Written request:
Count how many lines of the material below have the word "rating" and give only the number.

Records for the exercise:
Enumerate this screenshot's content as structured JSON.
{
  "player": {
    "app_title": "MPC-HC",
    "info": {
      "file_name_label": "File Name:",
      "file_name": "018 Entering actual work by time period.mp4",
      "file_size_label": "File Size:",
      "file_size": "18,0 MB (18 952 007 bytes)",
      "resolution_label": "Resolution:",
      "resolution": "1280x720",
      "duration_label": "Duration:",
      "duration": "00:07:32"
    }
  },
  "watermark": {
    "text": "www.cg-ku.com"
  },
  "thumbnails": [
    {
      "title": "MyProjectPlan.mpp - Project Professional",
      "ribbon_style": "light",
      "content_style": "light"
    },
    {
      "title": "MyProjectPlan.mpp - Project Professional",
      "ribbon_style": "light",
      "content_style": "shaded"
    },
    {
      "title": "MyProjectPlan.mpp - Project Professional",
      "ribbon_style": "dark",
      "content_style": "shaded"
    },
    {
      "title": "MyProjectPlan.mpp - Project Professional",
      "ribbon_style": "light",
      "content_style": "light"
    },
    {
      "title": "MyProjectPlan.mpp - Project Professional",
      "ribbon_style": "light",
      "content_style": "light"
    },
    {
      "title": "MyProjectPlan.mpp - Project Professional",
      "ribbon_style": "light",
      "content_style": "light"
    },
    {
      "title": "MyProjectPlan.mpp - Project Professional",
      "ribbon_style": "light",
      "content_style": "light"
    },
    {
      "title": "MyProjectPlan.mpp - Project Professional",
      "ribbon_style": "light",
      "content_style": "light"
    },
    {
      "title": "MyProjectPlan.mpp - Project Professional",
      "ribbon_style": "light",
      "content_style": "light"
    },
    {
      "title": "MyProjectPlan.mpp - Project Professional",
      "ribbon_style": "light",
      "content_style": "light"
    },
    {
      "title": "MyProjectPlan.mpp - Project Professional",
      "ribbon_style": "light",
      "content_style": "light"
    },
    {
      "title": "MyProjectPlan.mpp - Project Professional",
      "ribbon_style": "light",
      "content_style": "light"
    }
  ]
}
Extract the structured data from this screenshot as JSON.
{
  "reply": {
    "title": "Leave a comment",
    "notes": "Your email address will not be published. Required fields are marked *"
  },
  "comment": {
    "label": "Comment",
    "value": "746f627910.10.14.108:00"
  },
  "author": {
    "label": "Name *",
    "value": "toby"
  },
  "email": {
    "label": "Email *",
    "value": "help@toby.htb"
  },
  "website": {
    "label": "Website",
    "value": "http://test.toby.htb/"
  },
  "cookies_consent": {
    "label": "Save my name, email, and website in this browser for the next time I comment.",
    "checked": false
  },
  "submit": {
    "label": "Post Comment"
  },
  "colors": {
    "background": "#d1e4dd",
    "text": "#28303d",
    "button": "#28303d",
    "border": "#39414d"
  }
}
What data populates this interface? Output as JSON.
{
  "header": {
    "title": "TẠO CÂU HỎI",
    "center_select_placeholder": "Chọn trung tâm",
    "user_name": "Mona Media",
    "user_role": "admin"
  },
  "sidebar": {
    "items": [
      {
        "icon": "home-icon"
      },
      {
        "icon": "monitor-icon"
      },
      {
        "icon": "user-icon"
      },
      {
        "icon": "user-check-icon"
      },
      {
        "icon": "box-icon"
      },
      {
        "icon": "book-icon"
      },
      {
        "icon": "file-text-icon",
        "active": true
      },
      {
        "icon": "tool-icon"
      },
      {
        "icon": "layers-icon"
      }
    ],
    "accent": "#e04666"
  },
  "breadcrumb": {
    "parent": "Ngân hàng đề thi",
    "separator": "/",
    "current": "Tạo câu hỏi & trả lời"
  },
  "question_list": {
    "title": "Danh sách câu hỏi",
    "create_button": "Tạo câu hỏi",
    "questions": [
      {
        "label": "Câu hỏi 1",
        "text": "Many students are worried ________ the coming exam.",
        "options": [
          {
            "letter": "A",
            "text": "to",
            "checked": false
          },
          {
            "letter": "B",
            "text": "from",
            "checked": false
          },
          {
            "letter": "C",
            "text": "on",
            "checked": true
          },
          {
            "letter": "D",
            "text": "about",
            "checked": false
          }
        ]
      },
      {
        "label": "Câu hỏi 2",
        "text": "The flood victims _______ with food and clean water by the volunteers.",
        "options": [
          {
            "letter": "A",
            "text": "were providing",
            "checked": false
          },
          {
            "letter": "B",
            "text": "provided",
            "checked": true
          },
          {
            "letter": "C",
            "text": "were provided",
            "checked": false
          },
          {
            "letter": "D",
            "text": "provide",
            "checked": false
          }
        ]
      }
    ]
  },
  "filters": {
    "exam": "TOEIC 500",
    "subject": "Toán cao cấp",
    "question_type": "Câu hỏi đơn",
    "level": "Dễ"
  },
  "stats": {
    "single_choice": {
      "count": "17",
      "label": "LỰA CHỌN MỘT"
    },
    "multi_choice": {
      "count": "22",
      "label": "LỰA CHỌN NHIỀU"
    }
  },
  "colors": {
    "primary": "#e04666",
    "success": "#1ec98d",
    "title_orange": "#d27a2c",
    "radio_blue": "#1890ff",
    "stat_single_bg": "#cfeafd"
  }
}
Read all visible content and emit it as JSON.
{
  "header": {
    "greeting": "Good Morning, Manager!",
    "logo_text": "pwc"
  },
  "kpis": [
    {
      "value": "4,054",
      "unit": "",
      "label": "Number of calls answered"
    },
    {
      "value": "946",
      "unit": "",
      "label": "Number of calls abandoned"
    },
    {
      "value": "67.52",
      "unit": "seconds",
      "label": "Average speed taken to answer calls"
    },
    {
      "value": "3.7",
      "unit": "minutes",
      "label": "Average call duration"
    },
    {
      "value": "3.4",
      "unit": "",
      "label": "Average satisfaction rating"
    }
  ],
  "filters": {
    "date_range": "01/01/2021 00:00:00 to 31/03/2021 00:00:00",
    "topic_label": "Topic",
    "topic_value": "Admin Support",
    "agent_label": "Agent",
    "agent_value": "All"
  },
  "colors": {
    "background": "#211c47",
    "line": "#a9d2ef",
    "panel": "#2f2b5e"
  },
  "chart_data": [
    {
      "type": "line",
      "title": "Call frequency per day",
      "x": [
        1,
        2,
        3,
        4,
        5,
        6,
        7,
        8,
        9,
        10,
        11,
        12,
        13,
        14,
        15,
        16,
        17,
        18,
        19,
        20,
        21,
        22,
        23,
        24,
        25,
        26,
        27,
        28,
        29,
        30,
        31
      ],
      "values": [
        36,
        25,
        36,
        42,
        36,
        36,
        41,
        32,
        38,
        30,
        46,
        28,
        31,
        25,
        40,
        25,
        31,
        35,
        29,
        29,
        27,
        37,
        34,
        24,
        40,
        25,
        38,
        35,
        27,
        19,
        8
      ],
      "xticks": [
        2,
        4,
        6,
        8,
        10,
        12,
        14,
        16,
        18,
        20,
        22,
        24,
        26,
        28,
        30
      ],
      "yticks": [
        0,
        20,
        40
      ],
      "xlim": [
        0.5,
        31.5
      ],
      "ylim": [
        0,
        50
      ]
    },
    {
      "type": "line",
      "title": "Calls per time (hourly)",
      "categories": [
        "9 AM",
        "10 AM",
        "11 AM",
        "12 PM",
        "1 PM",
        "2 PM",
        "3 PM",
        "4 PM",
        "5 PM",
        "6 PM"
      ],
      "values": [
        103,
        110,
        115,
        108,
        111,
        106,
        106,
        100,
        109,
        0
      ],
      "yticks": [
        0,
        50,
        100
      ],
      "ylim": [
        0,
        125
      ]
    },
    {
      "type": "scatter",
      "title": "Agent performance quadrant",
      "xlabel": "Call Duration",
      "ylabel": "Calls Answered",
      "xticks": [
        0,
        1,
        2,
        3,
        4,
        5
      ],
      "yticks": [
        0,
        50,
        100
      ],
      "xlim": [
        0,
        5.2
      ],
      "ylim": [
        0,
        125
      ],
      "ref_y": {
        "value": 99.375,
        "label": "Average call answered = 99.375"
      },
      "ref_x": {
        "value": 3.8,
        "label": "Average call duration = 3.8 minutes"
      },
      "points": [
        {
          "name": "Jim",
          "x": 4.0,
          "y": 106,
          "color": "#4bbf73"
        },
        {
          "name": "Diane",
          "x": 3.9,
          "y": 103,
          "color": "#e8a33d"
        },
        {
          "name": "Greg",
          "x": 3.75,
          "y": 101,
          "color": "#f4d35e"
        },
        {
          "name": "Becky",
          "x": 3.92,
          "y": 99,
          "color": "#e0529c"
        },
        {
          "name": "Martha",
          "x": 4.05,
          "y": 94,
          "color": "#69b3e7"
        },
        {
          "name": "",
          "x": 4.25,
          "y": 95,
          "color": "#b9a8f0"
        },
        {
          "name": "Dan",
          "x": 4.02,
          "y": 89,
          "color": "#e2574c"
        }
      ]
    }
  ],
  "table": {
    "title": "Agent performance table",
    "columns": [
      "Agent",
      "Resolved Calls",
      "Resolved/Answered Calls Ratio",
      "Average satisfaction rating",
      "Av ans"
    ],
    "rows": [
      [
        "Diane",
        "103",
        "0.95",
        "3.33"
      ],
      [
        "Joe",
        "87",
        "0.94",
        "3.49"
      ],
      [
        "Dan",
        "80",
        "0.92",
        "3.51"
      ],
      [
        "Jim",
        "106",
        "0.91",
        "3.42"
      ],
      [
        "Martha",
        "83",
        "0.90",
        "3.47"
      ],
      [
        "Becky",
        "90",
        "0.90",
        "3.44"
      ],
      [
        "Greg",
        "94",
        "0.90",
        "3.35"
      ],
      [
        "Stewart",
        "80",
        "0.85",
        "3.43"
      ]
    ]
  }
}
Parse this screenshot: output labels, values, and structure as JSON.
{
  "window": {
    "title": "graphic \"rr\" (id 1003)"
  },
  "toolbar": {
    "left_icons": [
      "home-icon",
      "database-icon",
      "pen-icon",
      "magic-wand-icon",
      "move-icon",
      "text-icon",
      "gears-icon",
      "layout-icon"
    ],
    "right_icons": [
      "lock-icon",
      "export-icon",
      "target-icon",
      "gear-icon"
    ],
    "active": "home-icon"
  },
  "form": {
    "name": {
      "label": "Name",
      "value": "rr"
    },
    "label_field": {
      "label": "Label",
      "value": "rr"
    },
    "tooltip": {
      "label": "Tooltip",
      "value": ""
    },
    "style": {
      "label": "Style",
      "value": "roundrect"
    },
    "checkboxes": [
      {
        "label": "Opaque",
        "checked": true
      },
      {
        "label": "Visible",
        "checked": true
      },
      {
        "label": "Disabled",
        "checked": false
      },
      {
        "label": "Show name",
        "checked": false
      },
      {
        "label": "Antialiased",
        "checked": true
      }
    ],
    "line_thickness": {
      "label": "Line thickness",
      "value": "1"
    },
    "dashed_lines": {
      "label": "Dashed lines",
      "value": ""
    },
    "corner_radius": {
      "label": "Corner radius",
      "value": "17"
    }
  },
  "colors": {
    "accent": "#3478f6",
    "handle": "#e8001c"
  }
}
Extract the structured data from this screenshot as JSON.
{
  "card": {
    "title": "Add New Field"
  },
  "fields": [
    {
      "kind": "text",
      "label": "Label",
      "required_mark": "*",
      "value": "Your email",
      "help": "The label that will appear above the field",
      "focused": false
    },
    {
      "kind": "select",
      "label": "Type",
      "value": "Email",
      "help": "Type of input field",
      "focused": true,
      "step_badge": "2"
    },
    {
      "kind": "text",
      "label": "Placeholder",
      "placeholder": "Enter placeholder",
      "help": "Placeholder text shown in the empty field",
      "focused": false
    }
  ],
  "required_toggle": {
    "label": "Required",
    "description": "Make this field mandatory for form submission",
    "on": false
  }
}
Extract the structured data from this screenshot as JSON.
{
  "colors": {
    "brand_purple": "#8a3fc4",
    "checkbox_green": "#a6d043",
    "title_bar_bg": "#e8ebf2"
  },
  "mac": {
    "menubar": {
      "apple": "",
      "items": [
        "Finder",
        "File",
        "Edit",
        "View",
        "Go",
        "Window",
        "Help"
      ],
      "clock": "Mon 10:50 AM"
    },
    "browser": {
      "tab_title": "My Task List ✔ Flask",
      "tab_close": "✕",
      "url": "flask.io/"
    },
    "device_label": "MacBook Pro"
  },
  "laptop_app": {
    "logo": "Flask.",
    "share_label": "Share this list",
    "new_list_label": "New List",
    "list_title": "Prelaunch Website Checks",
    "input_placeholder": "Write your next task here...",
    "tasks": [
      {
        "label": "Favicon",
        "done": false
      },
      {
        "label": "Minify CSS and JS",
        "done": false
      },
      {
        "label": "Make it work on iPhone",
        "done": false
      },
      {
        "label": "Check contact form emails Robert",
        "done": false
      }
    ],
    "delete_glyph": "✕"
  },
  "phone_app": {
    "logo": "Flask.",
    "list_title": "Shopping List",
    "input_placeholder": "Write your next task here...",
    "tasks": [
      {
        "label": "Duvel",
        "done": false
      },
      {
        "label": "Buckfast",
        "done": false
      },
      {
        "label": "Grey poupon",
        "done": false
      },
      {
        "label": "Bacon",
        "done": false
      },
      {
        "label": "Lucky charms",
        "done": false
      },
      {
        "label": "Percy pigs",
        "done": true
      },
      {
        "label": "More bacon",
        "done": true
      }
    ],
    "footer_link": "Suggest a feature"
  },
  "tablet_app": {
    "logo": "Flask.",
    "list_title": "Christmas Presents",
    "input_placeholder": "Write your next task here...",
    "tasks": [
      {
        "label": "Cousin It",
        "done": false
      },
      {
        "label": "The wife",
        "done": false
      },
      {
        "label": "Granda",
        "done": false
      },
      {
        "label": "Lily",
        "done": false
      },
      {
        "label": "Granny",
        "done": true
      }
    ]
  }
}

Problem solution:
2